> [Supplied information]:
+ + + +

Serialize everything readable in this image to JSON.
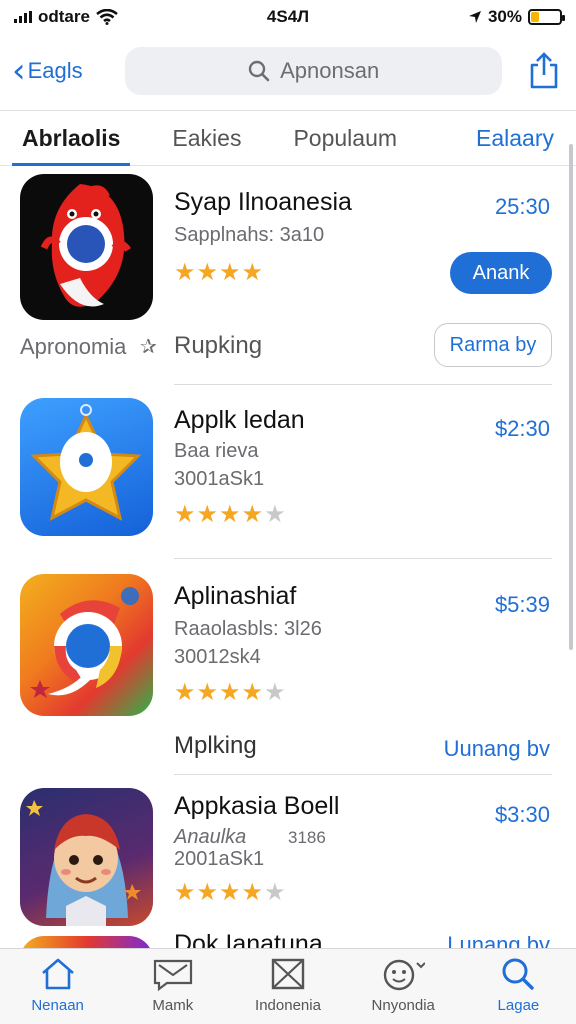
{
  "status_bar": {
    "carrier": "odtare",
    "time": "4S4Л",
    "battery_percent": "30%",
    "battery_level": 0.3
  },
  "nav": {
    "back_label": "Eagls",
    "search_placeholder": "Apnonsan"
  },
  "tabs": [
    {
      "label": "Abrlaolis",
      "active": true
    },
    {
      "label": "Eakies",
      "active": false
    },
    {
      "label": "Populaum",
      "active": false
    },
    {
      "label": "Ealaary",
      "active": false
    }
  ],
  "apps": [
    {
      "title": "Syap Ilnoanesia",
      "subtitle": "Sapplnahs: 3a10",
      "price": "25:30",
      "rating": 4,
      "rating_max": 4,
      "action_label": "Anank",
      "icon_name": "red-mascot-app-icon"
    },
    {
      "title": "Applk ledan",
      "subtitle": "Baa rieva",
      "subtitle2": "3001aSk1",
      "price": "$2:30",
      "rating": 4,
      "rating_max": 5,
      "icon_name": "star-app-icon"
    },
    {
      "title": "Aplinashiaf",
      "subtitle": "Raaolasbls: 3l26",
      "subtitle2": "30012sk4",
      "price": "$5:39",
      "rating": 4,
      "rating_max": 5,
      "icon_name": "chrome-like-app-icon"
    },
    {
      "title": "Appkasia Boell",
      "subtitle": "Anaulka",
      "subtitle_extra": "3186",
      "subtitle2": "2001aSk1",
      "price": "$3:30",
      "rating": 4,
      "rating_max": 5,
      "icon_name": "character-app-icon"
    },
    {
      "title": "Dok Ianatuna",
      "link_label": "Lunang bv",
      "icon_name": "colorful-app-icon"
    }
  ],
  "section_1": {
    "left_label": "Apronomia",
    "label": "Rupking",
    "button_label": "Rarma by"
  },
  "section_2": {
    "label": "Mplking",
    "link_label": "Uunang bv"
  },
  "tabbar": [
    {
      "label": "Nenaan",
      "icon": "home-icon",
      "active": true
    },
    {
      "label": "Mamk",
      "icon": "message-icon",
      "active": false
    },
    {
      "label": "Indonenia",
      "icon": "mail-icon",
      "active": false
    },
    {
      "label": "Nnyondia",
      "icon": "face-icon",
      "active": false
    },
    {
      "label": "Lagae",
      "icon": "search-icon",
      "active": true
    }
  ],
  "colors": {
    "accent": "#1f6fd6",
    "star": "#f5a623",
    "search_bg": "#eeeff2"
  }
}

+ + + +

> [What is expected]: Copy every line from the entries that contains the word "icon".

> [Reply]:
      "icon_name": "red-mascot-app-icon"
      "icon_name": "star-app-icon"
      "icon_name": "chrome-like-app-icon"
      "icon_name": "character-app-icon"
      "icon_name": "colorful-app-icon"
      "icon": "home-icon",
      "icon": "message-icon",
      "icon": "mail-icon",
      "icon": "face-icon",
      "icon": "search-icon",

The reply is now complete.